* _Problem details_: Copy down every line where the string "mean" shows up.

* _Entries supplied_:
>> BEGIN
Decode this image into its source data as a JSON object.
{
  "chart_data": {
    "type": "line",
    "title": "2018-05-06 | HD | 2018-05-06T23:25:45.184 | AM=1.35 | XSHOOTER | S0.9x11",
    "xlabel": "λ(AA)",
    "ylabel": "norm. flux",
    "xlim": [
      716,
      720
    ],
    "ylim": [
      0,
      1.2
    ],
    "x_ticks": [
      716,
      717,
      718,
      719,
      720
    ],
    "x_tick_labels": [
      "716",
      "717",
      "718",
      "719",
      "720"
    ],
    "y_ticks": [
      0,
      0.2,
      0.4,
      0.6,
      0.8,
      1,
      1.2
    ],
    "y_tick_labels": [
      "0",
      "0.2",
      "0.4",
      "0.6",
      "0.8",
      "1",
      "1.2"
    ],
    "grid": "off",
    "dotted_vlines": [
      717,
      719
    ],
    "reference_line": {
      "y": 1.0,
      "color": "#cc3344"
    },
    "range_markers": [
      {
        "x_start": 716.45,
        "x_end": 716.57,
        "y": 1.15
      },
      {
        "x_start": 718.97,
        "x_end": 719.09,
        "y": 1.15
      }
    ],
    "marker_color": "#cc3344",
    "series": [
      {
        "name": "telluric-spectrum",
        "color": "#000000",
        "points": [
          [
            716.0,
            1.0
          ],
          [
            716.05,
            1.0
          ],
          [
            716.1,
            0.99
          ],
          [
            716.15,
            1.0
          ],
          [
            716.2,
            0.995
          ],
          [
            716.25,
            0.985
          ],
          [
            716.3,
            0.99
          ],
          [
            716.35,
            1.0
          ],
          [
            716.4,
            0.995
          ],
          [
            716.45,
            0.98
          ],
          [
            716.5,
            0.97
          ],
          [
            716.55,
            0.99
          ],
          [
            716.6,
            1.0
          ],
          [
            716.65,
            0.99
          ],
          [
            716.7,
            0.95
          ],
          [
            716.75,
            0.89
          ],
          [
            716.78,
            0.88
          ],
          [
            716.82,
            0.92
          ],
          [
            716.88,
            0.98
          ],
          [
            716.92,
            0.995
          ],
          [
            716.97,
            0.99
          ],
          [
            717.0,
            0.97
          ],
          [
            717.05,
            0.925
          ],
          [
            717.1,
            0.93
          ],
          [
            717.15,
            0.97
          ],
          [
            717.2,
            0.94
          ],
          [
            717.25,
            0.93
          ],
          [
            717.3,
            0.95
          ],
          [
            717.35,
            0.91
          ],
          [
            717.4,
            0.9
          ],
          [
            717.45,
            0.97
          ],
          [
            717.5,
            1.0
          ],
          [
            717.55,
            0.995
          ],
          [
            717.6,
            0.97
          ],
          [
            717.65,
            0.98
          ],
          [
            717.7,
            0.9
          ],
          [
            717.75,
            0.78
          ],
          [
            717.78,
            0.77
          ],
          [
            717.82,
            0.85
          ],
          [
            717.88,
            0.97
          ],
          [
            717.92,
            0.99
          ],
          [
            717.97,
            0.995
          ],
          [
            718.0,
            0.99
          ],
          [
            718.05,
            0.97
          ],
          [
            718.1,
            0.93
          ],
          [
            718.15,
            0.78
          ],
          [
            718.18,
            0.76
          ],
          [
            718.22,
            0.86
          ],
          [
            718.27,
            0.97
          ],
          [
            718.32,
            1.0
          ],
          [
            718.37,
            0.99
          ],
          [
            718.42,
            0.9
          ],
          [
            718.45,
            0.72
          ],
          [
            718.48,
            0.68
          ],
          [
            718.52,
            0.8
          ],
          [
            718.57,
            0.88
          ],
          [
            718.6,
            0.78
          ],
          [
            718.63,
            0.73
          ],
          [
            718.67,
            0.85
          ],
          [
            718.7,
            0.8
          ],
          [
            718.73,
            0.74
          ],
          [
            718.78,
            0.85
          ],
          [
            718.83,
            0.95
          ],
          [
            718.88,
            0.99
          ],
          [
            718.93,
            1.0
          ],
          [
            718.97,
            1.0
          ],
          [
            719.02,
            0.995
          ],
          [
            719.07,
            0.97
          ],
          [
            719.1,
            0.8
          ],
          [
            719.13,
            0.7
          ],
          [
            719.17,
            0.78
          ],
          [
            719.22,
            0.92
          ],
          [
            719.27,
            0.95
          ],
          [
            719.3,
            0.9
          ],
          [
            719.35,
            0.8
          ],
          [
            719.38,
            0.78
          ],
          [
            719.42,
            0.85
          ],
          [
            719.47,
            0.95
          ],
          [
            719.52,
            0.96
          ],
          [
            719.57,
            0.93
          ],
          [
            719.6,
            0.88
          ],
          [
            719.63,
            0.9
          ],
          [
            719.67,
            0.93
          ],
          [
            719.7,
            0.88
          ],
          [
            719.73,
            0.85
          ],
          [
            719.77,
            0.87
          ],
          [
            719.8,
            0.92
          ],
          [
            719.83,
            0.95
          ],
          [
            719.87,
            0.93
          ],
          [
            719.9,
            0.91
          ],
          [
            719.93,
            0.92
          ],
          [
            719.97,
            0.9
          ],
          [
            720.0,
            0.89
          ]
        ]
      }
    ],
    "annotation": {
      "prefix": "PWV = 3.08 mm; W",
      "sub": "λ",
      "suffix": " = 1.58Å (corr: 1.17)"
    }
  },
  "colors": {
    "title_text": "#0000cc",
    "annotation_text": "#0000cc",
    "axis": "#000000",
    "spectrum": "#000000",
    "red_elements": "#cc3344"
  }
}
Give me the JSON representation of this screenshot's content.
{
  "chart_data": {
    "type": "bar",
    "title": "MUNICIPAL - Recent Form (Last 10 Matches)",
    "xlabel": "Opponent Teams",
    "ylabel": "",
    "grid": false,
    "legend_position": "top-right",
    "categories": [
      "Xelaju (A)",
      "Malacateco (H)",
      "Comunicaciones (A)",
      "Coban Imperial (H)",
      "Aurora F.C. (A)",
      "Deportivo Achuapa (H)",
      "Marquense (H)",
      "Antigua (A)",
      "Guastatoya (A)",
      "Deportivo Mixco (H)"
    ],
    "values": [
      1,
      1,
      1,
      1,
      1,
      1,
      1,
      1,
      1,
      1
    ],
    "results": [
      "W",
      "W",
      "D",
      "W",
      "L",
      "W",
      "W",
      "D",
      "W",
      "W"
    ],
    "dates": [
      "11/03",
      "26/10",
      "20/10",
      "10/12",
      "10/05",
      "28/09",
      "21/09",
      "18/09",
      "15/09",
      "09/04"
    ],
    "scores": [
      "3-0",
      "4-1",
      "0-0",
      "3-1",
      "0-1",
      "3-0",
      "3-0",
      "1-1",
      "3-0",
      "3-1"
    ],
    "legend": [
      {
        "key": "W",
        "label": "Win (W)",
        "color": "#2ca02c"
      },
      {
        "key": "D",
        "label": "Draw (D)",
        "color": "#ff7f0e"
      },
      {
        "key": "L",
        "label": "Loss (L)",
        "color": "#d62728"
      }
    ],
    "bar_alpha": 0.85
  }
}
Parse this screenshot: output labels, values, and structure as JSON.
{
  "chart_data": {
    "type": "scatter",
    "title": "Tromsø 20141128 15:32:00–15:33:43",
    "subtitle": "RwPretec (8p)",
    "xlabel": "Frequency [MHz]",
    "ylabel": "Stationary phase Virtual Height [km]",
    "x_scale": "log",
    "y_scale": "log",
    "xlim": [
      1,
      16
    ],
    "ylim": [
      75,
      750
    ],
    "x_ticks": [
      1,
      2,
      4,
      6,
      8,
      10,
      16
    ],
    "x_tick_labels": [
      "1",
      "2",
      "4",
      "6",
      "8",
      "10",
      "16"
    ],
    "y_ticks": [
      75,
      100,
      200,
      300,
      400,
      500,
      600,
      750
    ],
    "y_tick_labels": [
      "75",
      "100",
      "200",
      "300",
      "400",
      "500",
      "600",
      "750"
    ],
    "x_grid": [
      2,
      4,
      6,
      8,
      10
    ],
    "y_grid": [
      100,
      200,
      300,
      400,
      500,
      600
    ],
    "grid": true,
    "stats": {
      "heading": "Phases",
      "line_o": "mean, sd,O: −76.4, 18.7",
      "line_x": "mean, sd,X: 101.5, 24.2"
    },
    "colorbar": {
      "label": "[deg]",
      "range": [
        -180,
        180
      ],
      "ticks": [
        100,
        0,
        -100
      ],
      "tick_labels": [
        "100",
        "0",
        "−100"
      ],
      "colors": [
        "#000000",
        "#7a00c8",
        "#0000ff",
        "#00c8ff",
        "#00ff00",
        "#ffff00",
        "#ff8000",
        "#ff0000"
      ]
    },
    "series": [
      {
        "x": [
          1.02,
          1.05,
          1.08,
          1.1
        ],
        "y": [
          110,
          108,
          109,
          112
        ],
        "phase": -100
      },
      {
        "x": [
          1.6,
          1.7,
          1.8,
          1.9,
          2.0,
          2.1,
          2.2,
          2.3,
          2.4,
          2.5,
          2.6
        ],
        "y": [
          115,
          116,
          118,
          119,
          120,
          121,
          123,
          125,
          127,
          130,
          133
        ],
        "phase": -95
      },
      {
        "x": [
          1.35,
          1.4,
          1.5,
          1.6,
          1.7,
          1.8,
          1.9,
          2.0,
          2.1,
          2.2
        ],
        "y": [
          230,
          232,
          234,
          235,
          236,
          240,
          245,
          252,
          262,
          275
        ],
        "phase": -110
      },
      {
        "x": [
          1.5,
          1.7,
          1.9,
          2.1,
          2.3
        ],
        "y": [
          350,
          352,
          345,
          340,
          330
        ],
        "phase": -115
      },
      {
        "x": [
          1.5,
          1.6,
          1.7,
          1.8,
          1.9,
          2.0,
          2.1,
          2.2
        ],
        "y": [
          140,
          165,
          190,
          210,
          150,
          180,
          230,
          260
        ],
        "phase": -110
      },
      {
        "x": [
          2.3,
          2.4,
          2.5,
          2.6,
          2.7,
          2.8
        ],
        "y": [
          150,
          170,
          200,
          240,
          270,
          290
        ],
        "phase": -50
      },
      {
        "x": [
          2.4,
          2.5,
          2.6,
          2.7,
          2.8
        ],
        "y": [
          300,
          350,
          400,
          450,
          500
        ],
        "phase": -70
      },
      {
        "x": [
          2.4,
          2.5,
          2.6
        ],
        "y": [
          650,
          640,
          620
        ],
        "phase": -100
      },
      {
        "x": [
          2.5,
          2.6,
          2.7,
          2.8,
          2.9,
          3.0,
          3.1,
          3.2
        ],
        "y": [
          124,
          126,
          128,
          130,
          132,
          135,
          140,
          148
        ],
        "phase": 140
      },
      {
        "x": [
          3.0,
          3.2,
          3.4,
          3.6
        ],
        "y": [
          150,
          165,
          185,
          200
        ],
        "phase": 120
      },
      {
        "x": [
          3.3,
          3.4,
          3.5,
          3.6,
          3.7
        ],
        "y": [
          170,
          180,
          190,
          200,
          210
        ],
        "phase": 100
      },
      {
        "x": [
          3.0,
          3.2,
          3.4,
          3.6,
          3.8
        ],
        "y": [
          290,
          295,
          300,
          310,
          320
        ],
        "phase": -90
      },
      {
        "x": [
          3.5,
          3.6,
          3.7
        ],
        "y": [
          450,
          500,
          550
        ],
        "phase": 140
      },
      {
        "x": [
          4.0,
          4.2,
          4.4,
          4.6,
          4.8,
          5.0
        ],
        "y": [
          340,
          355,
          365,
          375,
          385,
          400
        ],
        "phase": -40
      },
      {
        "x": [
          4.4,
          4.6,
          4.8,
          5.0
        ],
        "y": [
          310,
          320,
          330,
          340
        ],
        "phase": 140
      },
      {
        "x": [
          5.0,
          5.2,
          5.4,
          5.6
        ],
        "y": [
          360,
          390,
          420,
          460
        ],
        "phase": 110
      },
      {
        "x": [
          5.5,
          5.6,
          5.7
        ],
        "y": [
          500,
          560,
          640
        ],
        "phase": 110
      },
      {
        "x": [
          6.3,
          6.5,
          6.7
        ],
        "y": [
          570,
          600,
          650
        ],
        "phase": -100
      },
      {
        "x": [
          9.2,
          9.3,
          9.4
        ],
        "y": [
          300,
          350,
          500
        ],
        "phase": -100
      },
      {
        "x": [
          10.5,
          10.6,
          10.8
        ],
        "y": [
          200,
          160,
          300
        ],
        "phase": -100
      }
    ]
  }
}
>> END
* _The solution_:
      "line_o": "mean, sd,O: −76.4, 18.7",
      "line_x": "mean, sd,X: 101.5, 24.2"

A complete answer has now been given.